Stated problem.
Quote the listing below in its entirety.

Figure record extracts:
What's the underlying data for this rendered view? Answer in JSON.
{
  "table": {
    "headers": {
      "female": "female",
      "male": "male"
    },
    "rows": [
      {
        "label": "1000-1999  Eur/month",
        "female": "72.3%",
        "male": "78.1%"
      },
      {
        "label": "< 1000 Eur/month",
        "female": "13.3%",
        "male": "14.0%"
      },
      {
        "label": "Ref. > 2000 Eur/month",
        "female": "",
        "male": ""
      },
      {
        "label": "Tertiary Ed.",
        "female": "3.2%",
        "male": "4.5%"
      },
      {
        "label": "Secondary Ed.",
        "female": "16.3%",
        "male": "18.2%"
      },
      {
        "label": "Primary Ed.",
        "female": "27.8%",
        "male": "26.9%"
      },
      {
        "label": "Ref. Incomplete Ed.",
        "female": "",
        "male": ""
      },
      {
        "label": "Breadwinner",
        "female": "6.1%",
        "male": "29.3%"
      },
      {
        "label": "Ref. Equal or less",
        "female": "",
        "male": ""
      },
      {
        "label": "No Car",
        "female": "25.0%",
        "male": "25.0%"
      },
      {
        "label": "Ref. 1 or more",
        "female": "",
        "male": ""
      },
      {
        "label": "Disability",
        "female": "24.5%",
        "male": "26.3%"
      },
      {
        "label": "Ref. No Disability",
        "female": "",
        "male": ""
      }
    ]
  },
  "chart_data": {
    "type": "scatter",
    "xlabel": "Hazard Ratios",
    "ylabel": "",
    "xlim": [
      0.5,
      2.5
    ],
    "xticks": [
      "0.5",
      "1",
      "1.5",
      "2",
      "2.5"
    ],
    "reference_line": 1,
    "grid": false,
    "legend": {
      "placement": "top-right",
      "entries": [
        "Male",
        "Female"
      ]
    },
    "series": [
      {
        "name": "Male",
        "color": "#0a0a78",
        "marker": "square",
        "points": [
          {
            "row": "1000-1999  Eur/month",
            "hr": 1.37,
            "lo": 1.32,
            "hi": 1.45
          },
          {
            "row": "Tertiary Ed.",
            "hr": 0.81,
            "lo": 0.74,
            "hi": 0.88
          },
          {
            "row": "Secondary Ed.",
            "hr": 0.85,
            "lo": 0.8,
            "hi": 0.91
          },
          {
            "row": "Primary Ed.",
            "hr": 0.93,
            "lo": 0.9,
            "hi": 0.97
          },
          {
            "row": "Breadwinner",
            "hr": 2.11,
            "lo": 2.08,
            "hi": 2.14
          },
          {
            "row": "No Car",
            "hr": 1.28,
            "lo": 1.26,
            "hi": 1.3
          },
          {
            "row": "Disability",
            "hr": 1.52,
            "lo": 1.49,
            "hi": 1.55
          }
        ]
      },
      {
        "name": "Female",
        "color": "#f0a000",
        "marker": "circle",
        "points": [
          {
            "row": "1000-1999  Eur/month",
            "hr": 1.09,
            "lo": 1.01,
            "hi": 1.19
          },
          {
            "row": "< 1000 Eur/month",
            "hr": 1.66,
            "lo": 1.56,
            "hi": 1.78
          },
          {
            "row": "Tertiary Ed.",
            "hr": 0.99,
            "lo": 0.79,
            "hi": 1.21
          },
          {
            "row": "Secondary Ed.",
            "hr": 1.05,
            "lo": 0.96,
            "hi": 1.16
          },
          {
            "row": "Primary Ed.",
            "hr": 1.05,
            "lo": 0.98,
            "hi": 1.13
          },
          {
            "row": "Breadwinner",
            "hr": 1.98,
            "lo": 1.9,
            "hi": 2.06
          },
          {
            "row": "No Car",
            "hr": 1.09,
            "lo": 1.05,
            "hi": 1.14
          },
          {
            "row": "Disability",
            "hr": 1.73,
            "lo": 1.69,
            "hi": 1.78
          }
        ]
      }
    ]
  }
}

Correct answer.
What's the underlying data for this rendered view? Answer in JSON.
{
  "table": {
    "headers": {
      "female": "female",
      "male": "male"
    },
    "rows": [
      {
        "label": "1000-1999  Eur/month",
        "female": "72.3%",
        "male": "78.1%"
      },
      {
        "label": "< 1000 Eur/month",
        "female": "13.3%",
        "male": "14.0%"
      },
      {
        "label": "Ref. > 2000 Eur/month",
        "female": "",
        "male": ""
      },
      {
        "label": "Tertiary Ed.",
        "female": "3.2%",
        "male": "4.5%"
      },
      {
        "label": "Secondary Ed.",
        "female": "16.3%",
        "male": "18.2%"
      },
      {
        "label": "Primary Ed.",
        "female": "27.8%",
        "male": "26.9%"
      },
      {
        "label": "Ref. Incomplete Ed.",
        "female": "",
        "male": ""
      },
      {
        "label": "Breadwinner",
        "female": "6.1%",
        "male": "29.3%"
      },
      {
        "label": "Ref. Equal or less",
        "female": "",
        "male": ""
      },
      {
        "label": "No Car",
        "female": "25.0%",
        "male": "25.0%"
      },
      {
        "label": "Ref. 1 or more",
        "female": "",
        "male": ""
      },
      {
        "label": "Disability",
        "female": "24.5%",
        "male": "26.3%"
      },
      {
        "label": "Ref. No Disability",
        "female": "",
        "male": ""
      }
    ]
  },
  "chart_data": {
    "type": "scatter",
    "xlabel": "Hazard Ratios",
    "ylabel": "",
    "xlim": [
      0.5,
      2.5
    ],
    "xticks": [
      "0.5",
      "1",
      "1.5",
      "2",
      "2.5"
    ],
    "reference_line": 1,
    "grid": false,
    "legend": {
      "placement": "top-right",
      "entries": [
        "Male",
        "Female"
      ]
    },
    "series": [
      {
        "name": "Male",
        "color": "#0a0a78",
        "marker": "square",
        "points": [
          {
            "row": "1000-1999  Eur/month",
            "hr": 1.37,
            "lo": 1.32,
            "hi": 1.45
          },
          {
            "row": "Tertiary Ed.",
            "hr": 0.81,
            "lo": 0.74,
            "hi": 0.88
          },
          {
            "row": "Secondary Ed.",
            "hr": 0.85,
            "lo": 0.8,
            "hi": 0.91
          },
          {
            "row": "Primary Ed.",
            "hr": 0.93,
            "lo": 0.9,
            "hi": 0.97
          },
          {
            "row": "Breadwinner",
            "hr": 2.11,
            "lo": 2.08,
            "hi": 2.14
          },
          {
            "row": "No Car",
            "hr": 1.28,
            "lo": 1.26,
            "hi": 1.3
          },
          {
            "row": "Disability",
            "hr": 1.52,
            "lo": 1.49,
            "hi": 1.55
          }
        ]
      },
      {
        "name": "Female",
        "color": "#f0a000",
        "marker": "circle",
        "points": [
          {
            "row": "1000-1999  Eur/month",
            "hr": 1.09,
            "lo": 1.01,
            "hi": 1.19
          },
          {
            "row": "< 1000 Eur/month",
            "hr": 1.66,
            "lo": 1.56,
            "hi": 1.78
          },
          {
            "row": "Tertiary Ed.",
            "hr": 0.99,
            "lo": 0.79,
            "hi": 1.21
          },
          {
            "row": "Secondary Ed.",
            "hr": 1.05,
            "lo": 0.96,
            "hi": 1.16
          },
          {
            "row": "Primary Ed.",
            "hr": 1.05,
            "lo": 0.98,
            "hi": 1.13
          },
          {
            "row": "Breadwinner",
            "hr": 1.98,
            "lo": 1.9,
            "hi": 2.06
          },
          {
            "row": "No Car",
            "hr": 1.09,
            "lo": 1.05,
            "hi": 1.14
          },
          {
            "row": "Disability",
            "hr": 1.73,
            "lo": 1.69,
            "hi": 1.78
          }
        ]
      }
    ]
  }
}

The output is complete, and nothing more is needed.